THE DATA:

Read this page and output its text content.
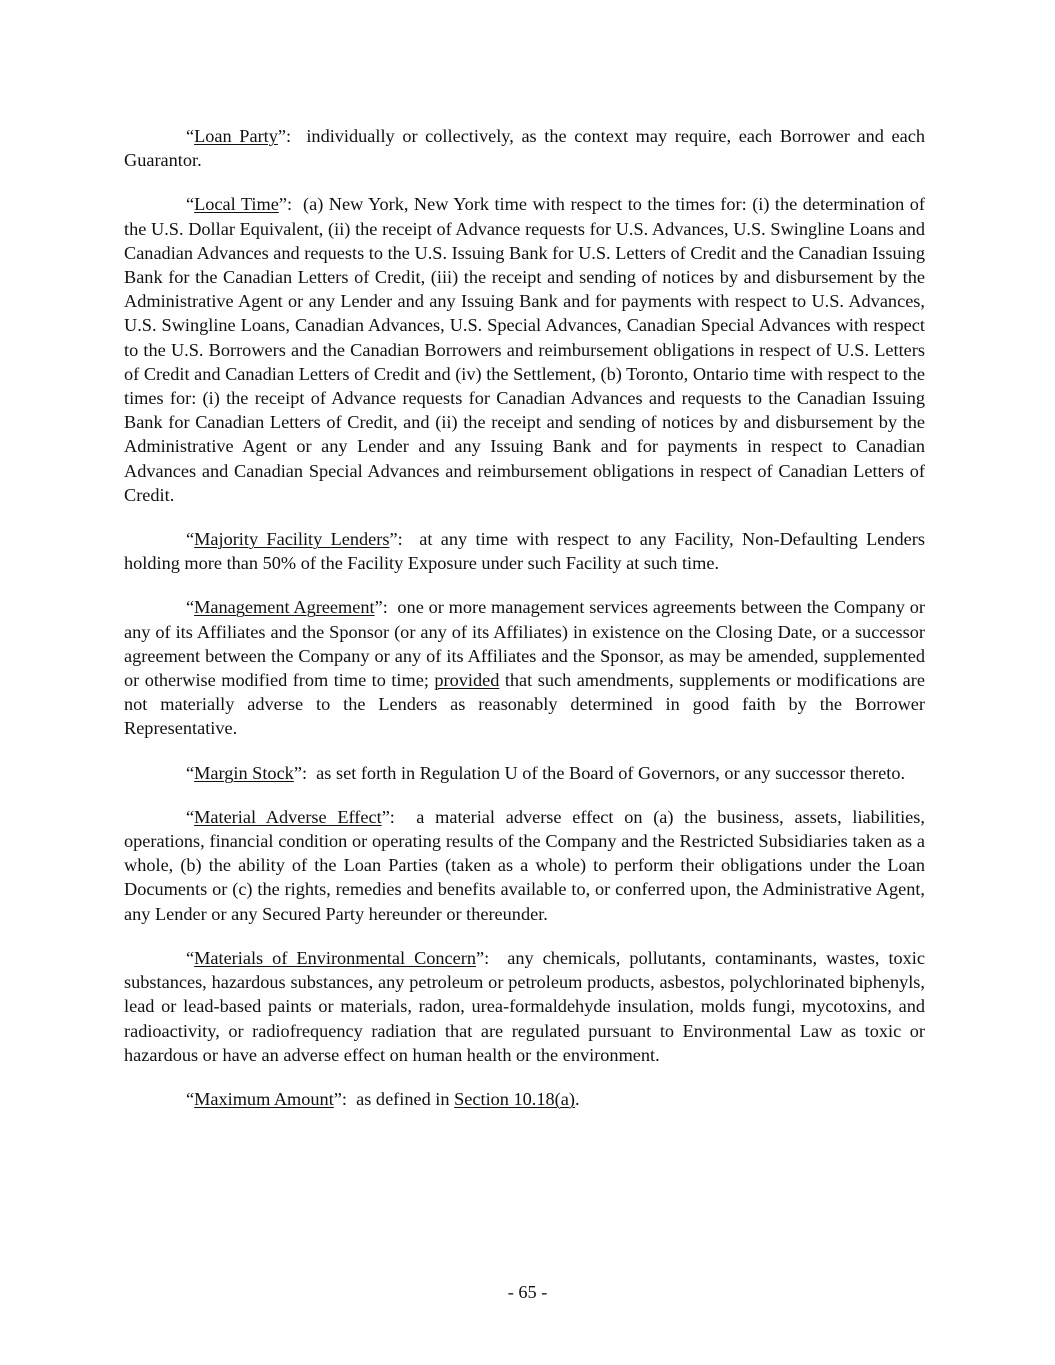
“Loan Party”:  individually or collectively, as the context may require, each Borrower and each Guarantor.

“Local Time”:  (a) New York, New York time with respect to the times for: (i) the determination of the U.S. Dollar Equivalent, (ii) the receipt of Advance requests for U.S. Advances, U.S. Swingline Loans and Canadian Advances and requests to the U.S. Issuing Bank for U.S. Letters of Credit and the Canadian Issuing Bank for the Canadian Letters of Credit, (iii) the receipt and sending of notices by and disbursement by the Administrative Agent or any Lender and any Issuing Bank and for payments with respect to U.S. Advances, U.S. Swingline Loans, Canadian Advances, U.S. Special Advances, Canadian Special Advances with respect to the U.S. Borrowers and the Canadian Borrowers and reimbursement obligations in respect of U.S. Letters of Credit and Canadian Letters of Credit and (iv) the Settlement, (b) Toronto, Ontario time with respect to the times for: (i) the receipt of Advance requests for Canadian Advances and requests to the Canadian Issuing Bank for Canadian Letters of Credit, and (ii) the receipt and sending of notices by and disbursement by the Administrative Agent or any Lender and any Issuing Bank and for payments in respect to Canadian Advances and Canadian Special Advances and reimbursement obligations in respect of Canadian Letters of Credit.

“Majority Facility Lenders”:  at any time with respect to any Facility, Non-Defaulting Lenders holding more than 50% of the Facility Exposure under such Facility at such time.

“Management Agreement”:  one or more management services agreements between the Company or any of its Affiliates and the Sponsor (or any of its Affiliates) in existence on the Closing Date, or a successor agreement between the Company or any of its Affiliates and the Sponsor, as may be amended, supplemented or otherwise modified from time to time; provided that such amendments, supplements or modifications are not materially adverse to the Lenders as reasonably determined in good faith by the Borrower Representative.

“Margin Stock”:  as set forth in Regulation U of the Board of Governors, or any successor thereto.

“Material Adverse Effect”:  a material adverse effect on (a) the business, assets, liabilities, operations, financial condition or operating results of the Company and the Restricted Subsidiaries taken as a whole, (b) the ability of the Loan Parties (taken as a whole) to perform their obligations under the Loan Documents or (c) the rights, remedies and benefits available to, or conferred upon, the Administrative Agent, any Lender or any Secured Party hereunder or thereunder.

“Materials of Environmental Concern”:  any chemicals, pollutants, contaminants, wastes, toxic substances, hazardous substances, any petroleum or petroleum products, asbestos, polychlorinated biphenyls, lead or lead-based paints or materials, radon, urea-formaldehyde insulation, molds fungi, mycotoxins, and radioactivity, or radiofrequency radiation that are regulated pursuant to Environmental Law as toxic or hazardous or have an adverse effect on human health or the environment.

“Maximum Amount”:  as defined in Section 10.18(a).

- 65 -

TRY IT: The lines to return are those in the entries above that include "respect".

YOUR SOLUTION:
“Local Time”:  (a) New York, New York time with respect to the times for: (i) the determination of the U.S. Dollar Equivalent, (ii) the receipt of Advance requests for U.S. Advances, U.S. Swingline Loans and Canadian Advances and requests to the U.S. Issuing Bank for U.S. Letters of Credit and the Canadian Issuing Bank for the Canadian Letters of Credit, (iii) the receipt and sending of notices by and disbursement by the Administrative Agent or any Lender and any Issuing Bank and for payments with respect to U.S. Advances, U.S. Swingline Loans, Canadian Advances, U.S. Special Advances, Canadian Special Advances with respect to the U.S. Borrowers and the Canadian Borrowers and reimbursement obligations in respect of U.S. Letters of Credit and Canadian Letters of Credit and (iv) the Settlement, (b) Toronto, Ontario time with respect to the times for: (i) the receipt of Advance requests for Canadian Advances and requests to the Canadian Issuing Bank for Canadian Letters of Credit, and (ii) the receipt and sending of notices by and disbursement by the Administrative Agent or any Lender and any Issuing Bank and for payments in respect to Canadian Advances and Canadian Special Advances and reimbursement obligations in respect of Canadian Letters of Credit.
“Majority Facility Lenders”:  at any time with respect to any Facility, Non-Defaulting Lenders holding more than 50% of the Facility Exposure under such Facility at such time.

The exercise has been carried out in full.